§ **BRIEF**
Return the full listing exactly as it is written.

--- start SOURCE RECORDS ---

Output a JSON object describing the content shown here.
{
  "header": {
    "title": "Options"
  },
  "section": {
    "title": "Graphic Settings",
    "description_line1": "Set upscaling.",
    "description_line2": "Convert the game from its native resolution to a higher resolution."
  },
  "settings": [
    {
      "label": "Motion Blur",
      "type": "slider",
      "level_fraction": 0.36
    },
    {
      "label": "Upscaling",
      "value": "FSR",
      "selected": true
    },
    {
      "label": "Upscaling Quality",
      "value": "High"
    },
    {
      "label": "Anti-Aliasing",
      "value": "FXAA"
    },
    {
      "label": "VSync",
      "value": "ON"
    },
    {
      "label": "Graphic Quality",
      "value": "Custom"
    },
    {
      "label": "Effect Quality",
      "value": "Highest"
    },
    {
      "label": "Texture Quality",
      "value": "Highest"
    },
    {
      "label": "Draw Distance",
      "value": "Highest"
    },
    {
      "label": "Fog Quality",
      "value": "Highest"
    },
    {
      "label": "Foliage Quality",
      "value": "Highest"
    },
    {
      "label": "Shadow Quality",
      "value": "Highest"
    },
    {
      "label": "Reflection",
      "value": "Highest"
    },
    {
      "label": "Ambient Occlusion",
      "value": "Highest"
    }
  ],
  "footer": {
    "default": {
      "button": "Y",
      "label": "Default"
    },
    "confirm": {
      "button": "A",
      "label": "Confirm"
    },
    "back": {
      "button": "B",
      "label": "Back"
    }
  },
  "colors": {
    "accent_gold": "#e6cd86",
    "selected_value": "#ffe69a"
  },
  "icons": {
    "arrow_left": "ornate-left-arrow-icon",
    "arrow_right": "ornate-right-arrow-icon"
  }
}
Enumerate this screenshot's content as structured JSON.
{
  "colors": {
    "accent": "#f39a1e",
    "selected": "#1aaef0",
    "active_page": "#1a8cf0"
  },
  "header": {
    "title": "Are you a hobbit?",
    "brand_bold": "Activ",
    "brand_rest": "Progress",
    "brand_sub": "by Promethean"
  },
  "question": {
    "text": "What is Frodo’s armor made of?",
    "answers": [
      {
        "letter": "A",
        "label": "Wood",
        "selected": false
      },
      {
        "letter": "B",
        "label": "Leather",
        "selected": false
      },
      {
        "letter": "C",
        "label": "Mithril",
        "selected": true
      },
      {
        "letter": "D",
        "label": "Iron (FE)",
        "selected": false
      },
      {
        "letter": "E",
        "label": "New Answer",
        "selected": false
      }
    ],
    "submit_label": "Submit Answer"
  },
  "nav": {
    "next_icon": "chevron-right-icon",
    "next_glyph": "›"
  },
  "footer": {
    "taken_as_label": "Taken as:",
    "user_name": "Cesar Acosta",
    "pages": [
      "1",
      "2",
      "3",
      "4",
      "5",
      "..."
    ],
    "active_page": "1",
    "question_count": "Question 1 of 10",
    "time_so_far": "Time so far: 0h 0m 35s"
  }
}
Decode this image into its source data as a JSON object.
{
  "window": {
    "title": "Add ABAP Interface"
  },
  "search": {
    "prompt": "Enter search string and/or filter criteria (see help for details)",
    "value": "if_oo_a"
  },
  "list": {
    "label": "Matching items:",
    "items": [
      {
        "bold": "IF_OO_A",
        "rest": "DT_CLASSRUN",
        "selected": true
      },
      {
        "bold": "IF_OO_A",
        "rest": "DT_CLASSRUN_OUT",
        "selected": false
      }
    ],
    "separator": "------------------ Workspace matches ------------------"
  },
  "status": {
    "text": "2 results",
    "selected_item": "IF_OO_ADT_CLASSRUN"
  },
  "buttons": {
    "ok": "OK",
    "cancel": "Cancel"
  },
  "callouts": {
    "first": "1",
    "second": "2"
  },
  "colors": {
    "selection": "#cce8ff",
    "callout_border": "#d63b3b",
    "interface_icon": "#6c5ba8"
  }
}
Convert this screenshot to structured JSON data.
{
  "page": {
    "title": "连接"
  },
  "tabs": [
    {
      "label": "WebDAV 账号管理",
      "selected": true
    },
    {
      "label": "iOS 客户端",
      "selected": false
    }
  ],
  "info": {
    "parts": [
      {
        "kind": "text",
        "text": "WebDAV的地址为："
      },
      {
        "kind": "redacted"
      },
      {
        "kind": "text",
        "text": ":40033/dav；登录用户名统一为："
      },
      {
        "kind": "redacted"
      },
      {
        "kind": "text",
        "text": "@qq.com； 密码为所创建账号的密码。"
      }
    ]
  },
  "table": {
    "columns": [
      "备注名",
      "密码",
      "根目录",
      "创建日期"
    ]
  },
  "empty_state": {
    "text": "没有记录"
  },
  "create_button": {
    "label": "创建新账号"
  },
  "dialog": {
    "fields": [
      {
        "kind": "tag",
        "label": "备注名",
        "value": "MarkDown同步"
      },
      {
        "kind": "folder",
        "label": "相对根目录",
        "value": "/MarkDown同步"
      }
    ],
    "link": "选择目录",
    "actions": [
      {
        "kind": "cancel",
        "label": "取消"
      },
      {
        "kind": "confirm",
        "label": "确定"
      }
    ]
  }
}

--- end SOURCE RECORDS ---

§ **TASK RESULT**
Output a JSON object describing the content shown here.
{
  "header": {
    "title": "Options"
  },
  "section": {
    "title": "Graphic Settings",
    "description_line1": "Set upscaling.",
    "description_line2": "Convert the game from its native resolution to a higher resolution."
  },
  "settings": [
    {
      "label": "Motion Blur",
      "type": "slider",
      "level_fraction": 0.36
    },
    {
      "label": "Upscaling",
      "value": "FSR",
      "selected": true
    },
    {
      "label": "Upscaling Quality",
      "value": "High"
    },
    {
      "label": "Anti-Aliasing",
      "value": "FXAA"
    },
    {
      "label": "VSync",
      "value": "ON"
    },
    {
      "label": "Graphic Quality",
      "value": "Custom"
    },
    {
      "label": "Effect Quality",
      "value": "Highest"
    },
    {
      "label": "Texture Quality",
      "value": "Highest"
    },
    {
      "label": "Draw Distance",
      "value": "Highest"
    },
    {
      "label": "Fog Quality",
      "value": "Highest"
    },
    {
      "label": "Foliage Quality",
      "value": "Highest"
    },
    {
      "label": "Shadow Quality",
      "value": "Highest"
    },
    {
      "label": "Reflection",
      "value": "Highest"
    },
    {
      "label": "Ambient Occlusion",
      "value": "Highest"
    }
  ],
  "footer": {
    "default": {
      "button": "Y",
      "label": "Default"
    },
    "confirm": {
      "button": "A",
      "label": "Confirm"
    },
    "back": {
      "button": "B",
      "label": "Back"
    }
  },
  "colors": {
    "accent_gold": "#e6cd86",
    "selected_value": "#ffe69a"
  },
  "icons": {
    "arrow_left": "ornate-left-arrow-icon",
    "arrow_right": "ornate-right-arrow-icon"
  }
}
Enumerate this screenshot's content as structured JSON.
{
  "colors": {
    "accent": "#f39a1e",
    "selected": "#1aaef0",
    "active_page": "#1a8cf0"
  },
  "header": {
    "title": "Are you a hobbit?",
    "brand_bold": "Activ",
    "brand_rest": "Progress",
    "brand_sub": "by Promethean"
  },
  "question": {
    "text": "What is Frodo’s armor made of?",
    "answers": [
      {
        "letter": "A",
        "label": "Wood",
        "selected": false
      },
      {
        "letter": "B",
        "label": "Leather",
        "selected": false
      },
      {
        "letter": "C",
        "label": "Mithril",
        "selected": true
      },
      {
        "letter": "D",
        "label": "Iron (FE)",
        "selected": false
      },
      {
        "letter": "E",
        "label": "New Answer",
        "selected": false
      }
    ],
    "submit_label": "Submit Answer"
  },
  "nav": {
    "next_icon": "chevron-right-icon",
    "next_glyph": "›"
  },
  "footer": {
    "taken_as_label": "Taken as:",
    "user_name": "Cesar Acosta",
    "pages": [
      "1",
      "2",
      "3",
      "4",
      "5",
      "..."
    ],
    "active_page": "1",
    "question_count": "Question 1 of 10",
    "time_so_far": "Time so far: 0h 0m 35s"
  }
}
Decode this image into its source data as a JSON object.
{
  "window": {
    "title": "Add ABAP Interface"
  },
  "search": {
    "prompt": "Enter search string and/or filter criteria (see help for details)",
    "value": "if_oo_a"
  },
  "list": {
    "label": "Matching items:",
    "items": [
      {
        "bold": "IF_OO_A",
        "rest": "DT_CLASSRUN",
        "selected": true
      },
      {
        "bold": "IF_OO_A",
        "rest": "DT_CLASSRUN_OUT",
        "selected": false
      }
    ],
    "separator": "------------------ Workspace matches ------------------"
  },
  "status": {
    "text": "2 results",
    "selected_item": "IF_OO_ADT_CLASSRUN"
  },
  "buttons": {
    "ok": "OK",
    "cancel": "Cancel"
  },
  "callouts": {
    "first": "1",
    "second": "2"
  },
  "colors": {
    "selection": "#cce8ff",
    "callout_border": "#d63b3b",
    "interface_icon": "#6c5ba8"
  }
}
Convert this screenshot to structured JSON data.
{
  "page": {
    "title": "连接"
  },
  "tabs": [
    {
      "label": "WebDAV 账号管理",
      "selected": true
    },
    {
      "label": "iOS 客户端",
      "selected": false
    }
  ],
  "info": {
    "parts": [
      {
        "kind": "text",
        "text": "WebDAV的地址为："
      },
      {
        "kind": "redacted"
      },
      {
        "kind": "text",
        "text": ":40033/dav；登录用户名统一为："
      },
      {
        "kind": "redacted"
      },
      {
        "kind": "text",
        "text": "@qq.com； 密码为所创建账号的密码。"
      }
    ]
  },
  "table": {
    "columns": [
      "备注名",
      "密码",
      "根目录",
      "创建日期"
    ]
  },
  "empty_state": {
    "text": "没有记录"
  },
  "create_button": {
    "label": "创建新账号"
  },
  "dialog": {
    "fields": [
      {
        "kind": "tag",
        "label": "备注名",
        "value": "MarkDown同步"
      },
      {
        "kind": "folder",
        "label": "相对根目录",
        "value": "/MarkDown同步"
      }
    ],
    "link": "选择目录",
    "actions": [
      {
        "kind": "cancel",
        "label": "取消"
      },
      {
        "kind": "confirm",
        "label": "确定"
      }
    ]
  }
}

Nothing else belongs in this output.